**** Excerpted data ****

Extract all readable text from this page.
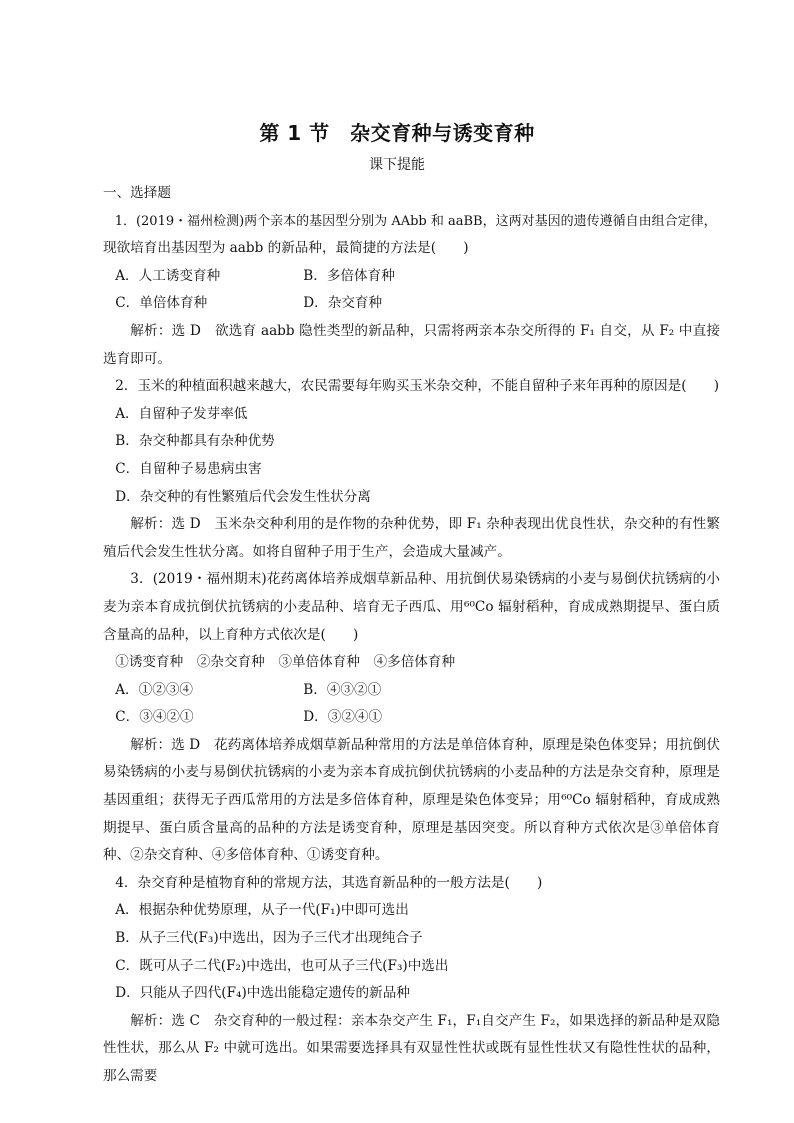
第 1 节　杂交育种与诱变育种
课下提能

一、选择题

1．(2019・福州检测)两个亲本的基因型分别为 AAbb 和 aaBB，这两对基因的遗传遵循自由组合定律，

现欲培育出基因型为 aabb 的新品种，最简捷的方法是(　　)

A．人工诱变育种	B．多倍体育种
C．单倍体育种	D．杂交育种

解析：选 D　欲选育 aabb 隐性类型的新品种，只需将两亲本杂交所得的 F₁ 自交，从 F₂ 中直接选育即可。

2．玉米的种植面积越来越大，农民需要每年购买玉米杂交种，不能自留种子来年再种的原因是(　　)

A．自留种子发芽率低

B．杂交种都具有杂种优势

C．自留种子易患病虫害

D．杂交种的有性繁殖后代会发生性状分离

解析：选 D　玉米杂交种利用的是作物的杂种优势，即 F₁ 杂种表现出优良性状，杂交种的有性繁殖后代会发生性状分离。如将自留种子用于生产，会造成大量减产。

3．(2019・福州期末)花药离体培养成烟草新品种、用抗倒伏易染锈病的小麦与易倒伏抗锈病的小麦为亲本育成抗倒伏抗锈病的小麦品种、培育无子西瓜、用⁶⁰Co 辐射稻种，育成成熟期提早、蛋白质含量高的品种，以上育种方式依次是(　　)

①诱变育种　②杂交育种　③单倍体育种　④多倍体育种

A．①②③④	B．④③②①
C．③④②①	D．③②④①

解析：选 D　花药离体培养成烟草新品种常用的方法是单倍体育种，原理是染色体变异；用抗倒伏易染锈病的小麦与易倒伏抗锈病的小麦为亲本育成抗倒伏抗锈病的小麦品种的方法是杂交育种，原理是基因重组；获得无子西瓜常用的方法是多倍体育种，原理是染色体变异；用⁶⁰Co 辐射稻种，育成成熟期提早、蛋白质含量高的品种的方法是诱变育种，原理是基因突变。所以育种方式依次是③单倍体育种、②杂交育种、④多倍体育种、①诱变育种。

4．杂交育种是植物育种的常规方法，其选育新品种的一般方法是(　　)

A．根据杂种优势原理，从子一代(F₁)中即可选出

B．从子三代(F₃)中选出，因为子三代才出现纯合子

C．既可从子二代(F₂)中选出，也可从子三代(F₃)中选出

D．只能从子四代(F₄)中选出能稳定遗传的新品种

解析：选 C　杂交育种的一般过程：亲本杂交产生 F₁，F₁自交产生 F₂，如果选择的新品种是双隐性性状，那么从 F₂ 中就可选出。如果需要选择具有双显性性状或既有显性性状又有隐性性状的品种，那么需要
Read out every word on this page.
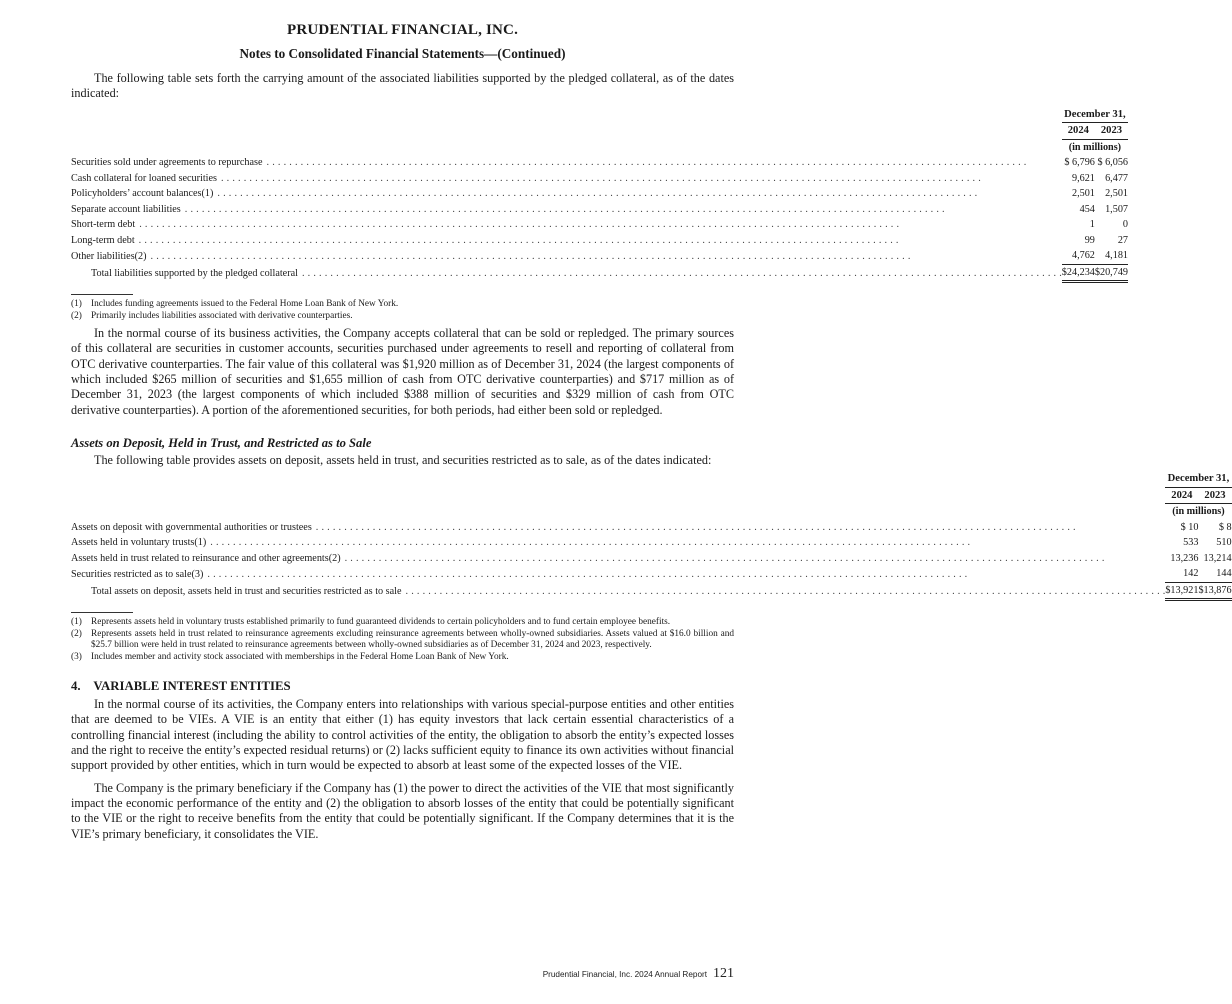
PRUDENTIAL FINANCIAL, INC.
Notes to Consolidated Financial Statements—(Continued)

The following table sets forth the carrying amount of the associated liabilities supported by the pledged collateral, as of the dates indicated:

		December 31,	
		2024		2023
		(in millions)	

Securities sold under agreements to repurchase
. . .		$ 6,796		$ 6,056

Cash collateral for loaned securities
. . .		9,621		6,477

Policyholders’ account balances(1)
. . .		2,501		2,501

Separate account liabilities
. . .		454		1,507

Short-term debt
. . .		1		0

Long-term debt
. . .		99		27

Other liabilities(2)
. . .		4,762		4,181

Total liabilities supported by the pledged collateral
. . .		$24,234		$20,749
(1) Includes funding agreements issued to the Federal Home Loan Bank of New York.
(2) Primarily includes liabilities associated with derivative counterparties.

In the normal course of its business activities, the Company accepts collateral that can be sold or repledged. The primary sources of this collateral are securities in customer accounts, securities purchased under agreements to resell and reporting of collateral from OTC derivative counterparties. The fair value of this collateral was $1,920 million as of December 31, 2024 (the largest components of which included $265 million of securities and $1,655 million of cash from OTC derivative counterparties) and $717 million as of December 31, 2023 (the largest components of which included $388 million of securities and $329 million of cash from OTC derivative counterparties). A portion of the aforementioned securities, for both periods, had either been sold or repledged.

Assets on Deposit, Held in Trust, and Restricted as to Sale

The following table provides assets on deposit, assets held in trust, and securities restricted as to sale, as of the dates indicated:

		December 31,	
		2024		2023
		(in millions)	

Assets on deposit with governmental authorities or trustees
. . .		$ 10		$ 8

Assets held in voluntary trusts(1)
. . .		533		510

Assets held in trust related to reinsurance and other agreements(2)
. . .		13,236		13,214

Securities restricted as to sale(3)
. . .		142		144

Total assets on deposit, assets held in trust and securities restricted as to sale
. . .		$13,921		$13,876
(1) Represents assets held in voluntary trusts established primarily to fund guaranteed dividends to certain policyholders and to fund certain employee benefits.
(2) Represents assets held in trust related to reinsurance agreements excluding reinsurance agreements between wholly-owned subsidiaries. Assets valued at $16.0 billion and $25.7 billion were held in trust related to reinsurance agreements between wholly-owned subsidiaries as of December 31, 2024 and 2023, respectively.
(3) Includes member and activity stock associated with memberships in the Federal Home Loan Bank of New York.
4. VARIABLE INTEREST ENTITIES

In the normal course of its activities, the Company enters into relationships with various special-purpose entities and other entities that are deemed to be VIEs. A VIE is an entity that either (1) has equity investors that lack certain essential characteristics of a controlling financial interest (including the ability to control activities of the entity, the obligation to absorb the entity’s expected losses and the right to receive the entity’s expected residual returns) or (2) lacks sufficient equity to finance its own activities without financial support provided by other entities, which in turn would be expected to absorb at least some of the expected losses of the VIE.

The Company is the primary beneficiary if the Company has (1) the power to direct the activities of the VIE that most significantly impact the economic performance of the entity and (2) the obligation to absorb losses of the entity that could be potentially significant to the VIE or the right to receive benefits from the entity that could be potentially significant. If the Company determines that it is the VIE’s primary beneficiary, it consolidates the VIE.

Prudential Financial, Inc. 2024 Annual Report 121
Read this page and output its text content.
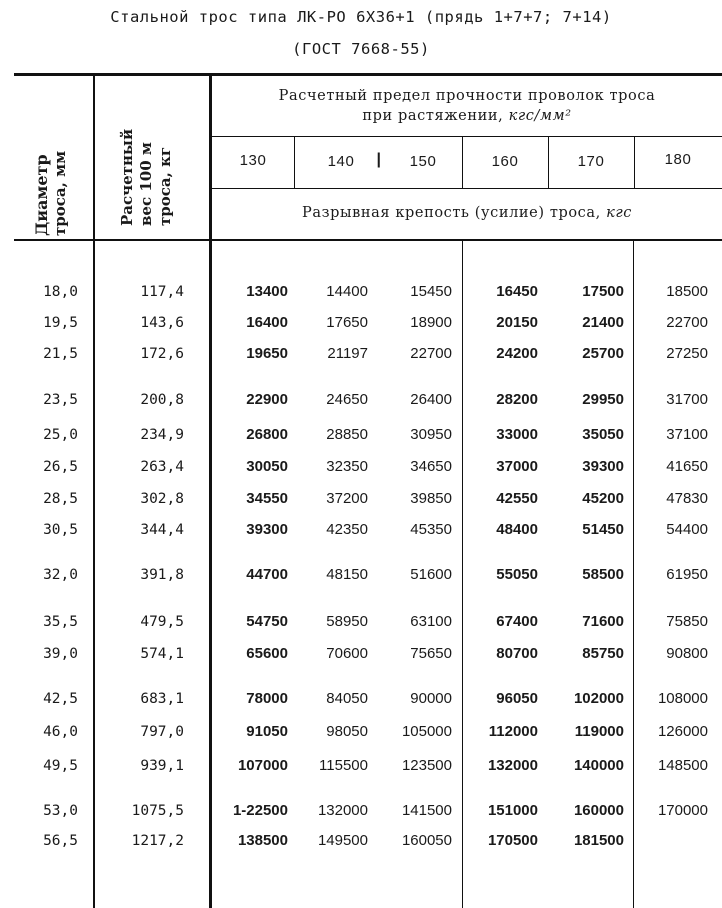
Стальной трос типа ЛК-РО 6Х36+1 (прядь 1+7+7; 7+14)
(ГОСТ 7668-55)
Диаметр троса, мм	Расчетный вес 100 м троса, кг
Расчетный предел прочности проволок троса
при растяжении, кгс/мм²
130	140	|	150	160	170	180
Разрывная крепость (усилие) троса, кгс
18,0	117,4	13400	14400	15450	16450	17500	18500
19,5	143,6	16400	17650	18900	20150	21400	22700
21,5	172,6	19650	21197	22700	24200	25700	27250
23,5	200,8	22900	24650	26400	28200	29950	31700
25,0	234,9	26800	28850	30950	33000	35050	37100
26,5	263,4	30050	32350	34650	37000	39300	41650
28,5	302,8	34550	37200	39850	42550	45200	47830
30,5	344,4	39300	42350	45350	48400	51450	54400
32,0	391,8	44700	48150	51600	55050	58500	61950
35,5	479,5	54750	58950	63100	67400	71600	75850
39,0	574,1	65600	70600	75650	80700	85750	90800
42,5	683,1	78000	84050	90000	96050	102000	108000
46,0	797,0	91050	98050	105000	112000	119000	126000
49,5	939,1	107000	115500	123500	132000	140000	148500
53,0	1075,5	1-22500	132000	141500	151000	160000	170000
56,5	1217,2	138500	149500	160050	170500	181500
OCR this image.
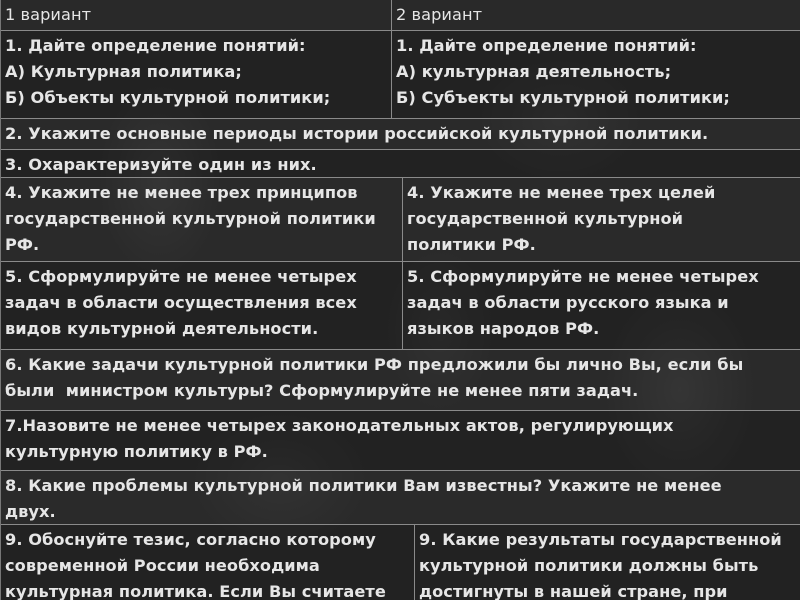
1 вариант	2 вариант
1. Дайте определение понятий:
А) Культурная политика;
Б) Объекты культурной политики;
1. Дайте определение понятий:
А) культурная деятельность;
Б) Субъекты культурной политики;
2. Укажите основные периоды истории российской культурной политики.
3. Охарактеризуйте один из них.
4. Укажите не менее трех принципов
государственной культурной политики
РФ.
4. Укажите не менее трех целей
государственной культурной
политики РФ.
5. Сформулируйте не менее четырех
задач в области осуществления всех
видов культурной деятельности.
5. Сформулируйте не менее четырех
задач в области русского языка и
языков народов РФ.
6. Какие задачи культурной политики РФ предложили бы лично Вы, если бы
были  министром культуры? Сформулируйте не менее пяти задач.
7.Назовите не менее четырех законодательных актов, регулирующих
культурную политику в РФ.
8. Какие проблемы культурной политики Вам известны? Укажите не менее
двух.
9. Обоснуйте тезис, согласно которому
современной России необходима
культурная политика. Если Вы считаете
9. Какие результаты государственной
культурной политики должны быть
достигнуты в нашей стране, при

****

Task statement ->
Give only the number of lines in the preceding material that contain the string "obligation".

Output ->
2